Given request A: According to the blog post below, how many notebooks had Zhang Dai's grandfather filled for his "Rhyme Mountain" dictionary?

Extracted text:
Sunday, November 11th, 2007

Jonathan Spence has a new book centered around a late-Ming intellectual Zhang Dai. I have not read the book (nor have I seen it yet in Beijing), but the folks at Frog in a Well have critiqued the New Republic review and it’s an interesting meta-discussion. Most interesting to me is a passage included by Alan Baumler in what amounts to his own review on the blog. Noting that the new book is no simple academic monograph (and fretting a little that related academic discussions are absent from the text), Baumler notes “There is more in heaven and earth than is in academic monographs, and Spence apparently thinks so as well, as he includes this little story…”

…. at the heart of the scholarly life itself there often lurked a real element of futility. Strangely, Zhang Dai followed up this particular theme most carefully with the example of his own grandfather, whom at many levels he had clearly loved and respected, even revered. Yet, despite all his brilliance, grandfather—according to Zhang Dai—spent his last years of life in pursuit of a truly impossible vision, the compilation of an immense dictionary that would marshal all knowledge in composite categories based on a rhyme-scheme series of classifications. As Zhang Dai wrote in an essay aptly named “Rhyme Mountain,” right up to the end he rarely saw grandfather without a book in his hands, and piles of books lay in disorder all around his study, under layers of dust. When the sun was bright, grandfather took his books out of doors so he could read more easily. At dusk he lit candles and held his book right close to the flame, “leaning across the desk into the brightness.” Thus he would stay far into the night, showing no signs of tiredness. Claiming that all the previous dictionaries were inaccurate, grandfather determined to create his own, using the idea of mountains as his controlling metaphor of organization: key words were termed “high mountains,” catch phrases were “little mountains,” characters that had variant rhymes were termed “other mountains,” proverbs were classified as “worn-out mountains” and so on. In this “Rhyme Mountain,” wrote Zhang, grandfather’s columns of little characters followed in tight columns “like the pleats in a skirt, on sheets of paper yellowed from the beat of the lamp”; he had filled, in this way, over three hundred notebooks, “each thick as bricks.” Some rhyme schemes might fill ten books or more.

Tell me this grandfather’s life work is not akin to something that might occur in Borges’ “La Biblioteca de Babel.”

Coming Around to Mann’s Book: A Valuable Polemic

Thursday, June 7th, 2007

After my initial reaction to James Mann’s China Fantasy, I was ready to be disappointed by the rest of the book. As it turns out, rhetorical excesses aside, the book is a valuable read for anyone interested in how the U.S. political world discusses China, especially those of us who discuss the U.S.–China relationship every day.

The crux of Mann’s criticisms of the U.S. discourse on China is this: He sees the discussion in the United States as centered around an assumption that more trade will inevitably bring more democracy to China. His core message is: maybe not. That’s it. The whole book is devoted to cutting down what Mann sees as a widely-held assumption.

I’m always in favor of tossing out rhetorical conventions that have no relation to reality, and I agree with Mann that, as far as trade leading to democracy, “maybe not” is an important possibility to consider. In fact I can’t imagine any transition to democracy coming about through means so simple as more trade with the United States and greater integration in the international community.

Dataset records:
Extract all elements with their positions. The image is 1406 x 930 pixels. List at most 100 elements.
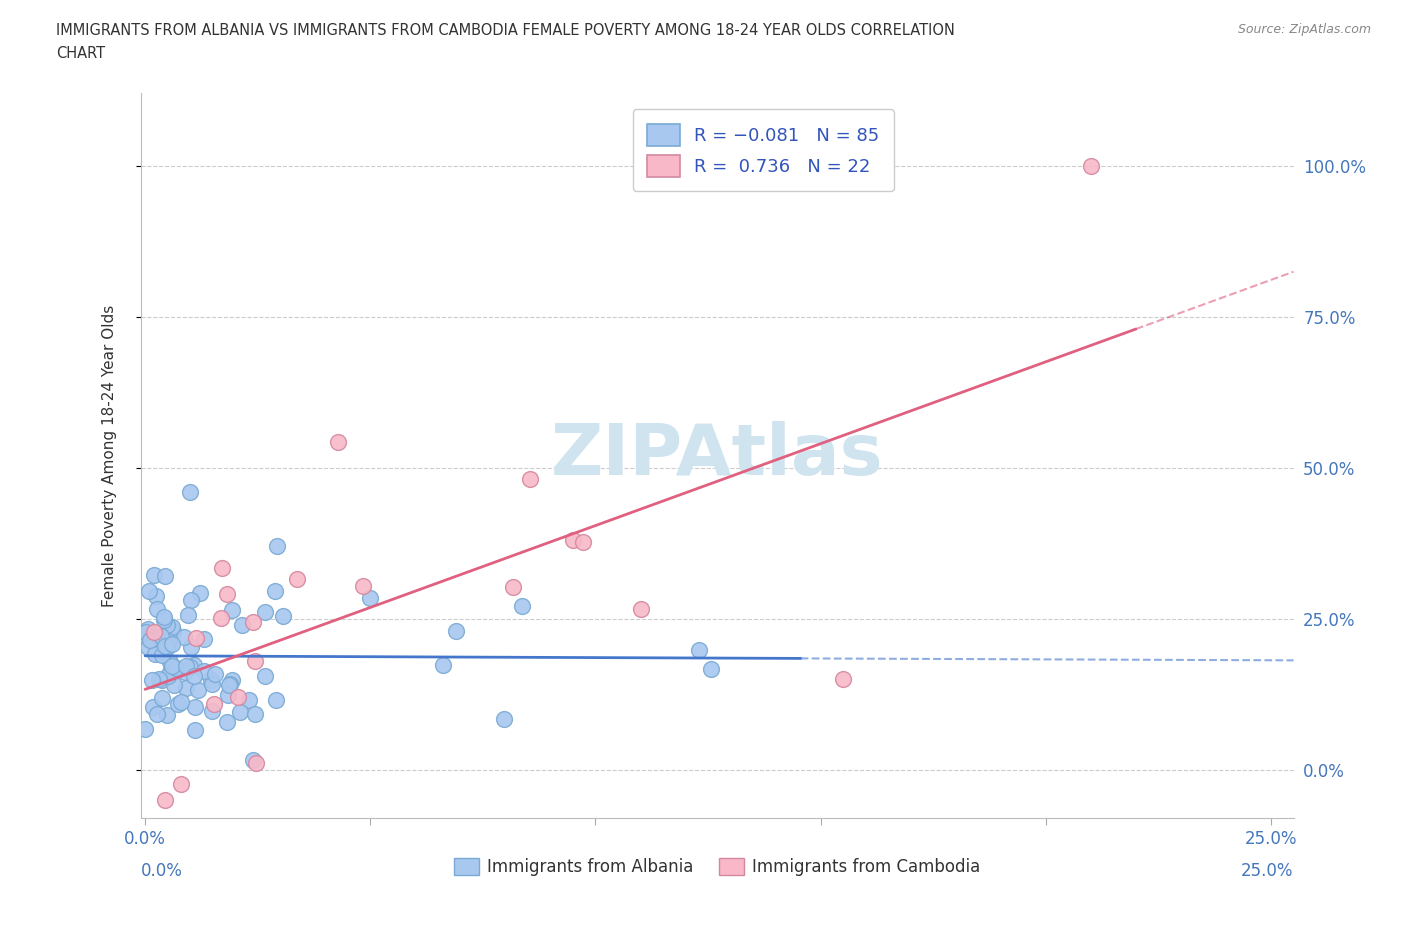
Point (156, 669, 179, 684)
Point (183, 723, 205, 737)
Point (159, 665, 181, 680)
Point (561, 533, 585, 548)
Text: Source: ZipAtlas.com: Source: ZipAtlas.com (1237, 23, 1371, 36)
Point (180, 592, 202, 607)
Point (242, 753, 264, 768)
Point (134, 722, 156, 737)
Point (149, 629, 172, 644)
Point (271, 609, 294, 624)
Point (143, 646, 166, 661)
Point (160, 658, 183, 673)
Point (211, 560, 233, 575)
Point (221, 672, 243, 687)
Point (217, 688, 239, 703)
Point (512, 599, 534, 614)
Point (326, 434, 349, 449)
Point (193, 664, 215, 679)
Point (157, 638, 180, 653)
Point (243, 707, 266, 722)
Point (193, 631, 215, 646)
Point (176, 658, 198, 673)
Point (173, 629, 195, 644)
Point (156, 708, 179, 723)
Point (180, 639, 202, 654)
Point (141, 672, 163, 687)
Point (201, 676, 224, 691)
Point (148, 671, 170, 686)
Point (352, 578, 374, 593)
Point (163, 678, 186, 693)
Point (432, 658, 454, 672)
Point (242, 615, 264, 630)
Point (238, 692, 260, 707)
Point (160, 620, 183, 635)
Point (153, 568, 176, 583)
Point (167, 697, 190, 711)
Point (688, 643, 710, 658)
Point (231, 618, 253, 632)
Point (165, 660, 187, 675)
Point (215, 715, 238, 730)
Point (444, 624, 467, 639)
Point (156, 618, 179, 632)
Point (153, 613, 176, 628)
Point (699, 661, 721, 676)
Point (142, 568, 165, 583)
Point (1080, 158, 1102, 173)
Point (145, 589, 167, 604)
Point (226, 689, 249, 704)
Point (142, 700, 165, 715)
Point (179, 659, 201, 674)
Point (215, 587, 238, 602)
Point (218, 678, 240, 693)
Point (153, 610, 176, 625)
Point (229, 704, 252, 719)
Point (201, 704, 224, 719)
Point (183, 669, 205, 684)
Point (359, 591, 381, 605)
Text: CHART: CHART (56, 46, 105, 61)
Point (174, 664, 197, 679)
Point (145, 707, 167, 722)
Point (139, 632, 162, 647)
Point (253, 669, 276, 684)
Text: 0.0%: 0.0% (141, 862, 183, 880)
Legend: Immigrants from Albania, Immigrants from Cambodia: Immigrants from Albania, Immigrants from… (447, 851, 987, 883)
Point (832, 671, 855, 686)
Point (155, 792, 177, 807)
Text: ZIPAtlas: ZIPAtlas (551, 421, 883, 490)
Point (519, 472, 541, 486)
Point (170, 777, 193, 791)
Point (150, 629, 173, 644)
Point (502, 579, 524, 594)
Text: 25.0%: 25.0% (1241, 862, 1294, 880)
Point (160, 637, 183, 652)
Point (243, 654, 266, 669)
Text: IMMIGRANTS FROM ALBANIA VS IMMIGRANTS FROM CAMBODIA FEMALE POVERTY AMONG 18-24 Y: IMMIGRANTS FROM ALBANIA VS IMMIGRANTS FR… (56, 23, 955, 38)
Point (138, 584, 160, 599)
Point (200, 672, 222, 687)
Point (630, 602, 652, 617)
Point (266, 538, 288, 553)
Point (202, 697, 225, 711)
Point (245, 755, 267, 770)
Point (136, 622, 159, 637)
Point (136, 640, 159, 655)
Point (150, 672, 173, 687)
Point (157, 633, 180, 648)
Point (156, 640, 179, 655)
Point (142, 625, 165, 640)
Point (204, 667, 226, 682)
Point (135, 625, 157, 640)
Point (184, 631, 207, 645)
Point (221, 603, 243, 618)
Point (177, 608, 200, 623)
Point (146, 602, 169, 617)
Point (184, 699, 207, 714)
Point (150, 690, 173, 705)
Point (183, 658, 205, 672)
Point (285, 572, 308, 587)
Point (150, 647, 173, 662)
Point (188, 586, 211, 601)
Point (209, 610, 232, 625)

Given request B: In the records, copy every line from the one containing "Point (156, 669, 179, 684)" through the one containing "Point (502, 579, 524, 594)", including both.

Final answer A: Over three hundred notebooks, each "thick as bricks."

Final answer B:
Point (156, 669, 179, 684)
Point (183, 723, 205, 737)
Point (159, 665, 181, 680)
Point (561, 533, 585, 548)
Text: Source: ZipAtlas.com: Source: ZipAtlas.com (1237, 23, 1371, 36)
Point (180, 592, 202, 607)
Point (242, 753, 264, 768)
Point (134, 722, 156, 737)
Point (149, 629, 172, 644)
Point (271, 609, 294, 624)
Point (143, 646, 166, 661)
Point (160, 658, 183, 673)
Point (211, 560, 233, 575)
Point (221, 672, 243, 687)
Point (217, 688, 239, 703)
Point (512, 599, 534, 614)
Point (326, 434, 349, 449)
Point (193, 664, 215, 679)
Point (157, 638, 180, 653)
Point (243, 707, 266, 722)
Point (193, 631, 215, 646)
Point (176, 658, 198, 673)
Point (173, 629, 195, 644)
Point (156, 708, 179, 723)
Point (180, 639, 202, 654)
Point (141, 672, 163, 687)
Point (201, 676, 224, 691)
Point (148, 671, 170, 686)
Point (352, 578, 374, 593)
Point (163, 678, 186, 693)
Point (432, 658, 454, 672)
Point (242, 615, 264, 630)
Point (238, 692, 260, 707)
Point (160, 620, 183, 635)
Point (153, 568, 176, 583)
Point (167, 697, 190, 711)
Point (688, 643, 710, 658)
Point (231, 618, 253, 632)
Point (165, 660, 187, 675)
Point (215, 715, 238, 730)
Point (444, 624, 467, 639)
Point (156, 618, 179, 632)
Point (153, 613, 176, 628)
Point (699, 661, 721, 676)
Point (142, 568, 165, 583)
Point (1080, 158, 1102, 173)
Point (145, 589, 167, 604)
Point (226, 689, 249, 704)
Point (142, 700, 165, 715)
Point (179, 659, 201, 674)
Point (215, 587, 238, 602)
Point (218, 678, 240, 693)
Point (153, 610, 176, 625)
Point (229, 704, 252, 719)
Point (201, 704, 224, 719)
Point (183, 669, 205, 684)
Point (359, 591, 381, 605)
Text: CHART: CHART (56, 46, 105, 61)
Point (174, 664, 197, 679)
Point (145, 707, 167, 722)
Point (139, 632, 162, 647)
Point (253, 669, 276, 684)
Text: 0.0%: 0.0% (141, 862, 183, 880)
Legend: Immigrants from Albania, Immigrants from Cambodia: Immigrants from Albania, Immigrants from… (447, 851, 987, 883)
Point (832, 671, 855, 686)
Point (155, 792, 177, 807)
Text: ZIPAtlas: ZIPAtlas (551, 421, 883, 490)
Point (519, 472, 541, 486)
Point (170, 777, 193, 791)
Point (150, 629, 173, 644)
Point (502, 579, 524, 594)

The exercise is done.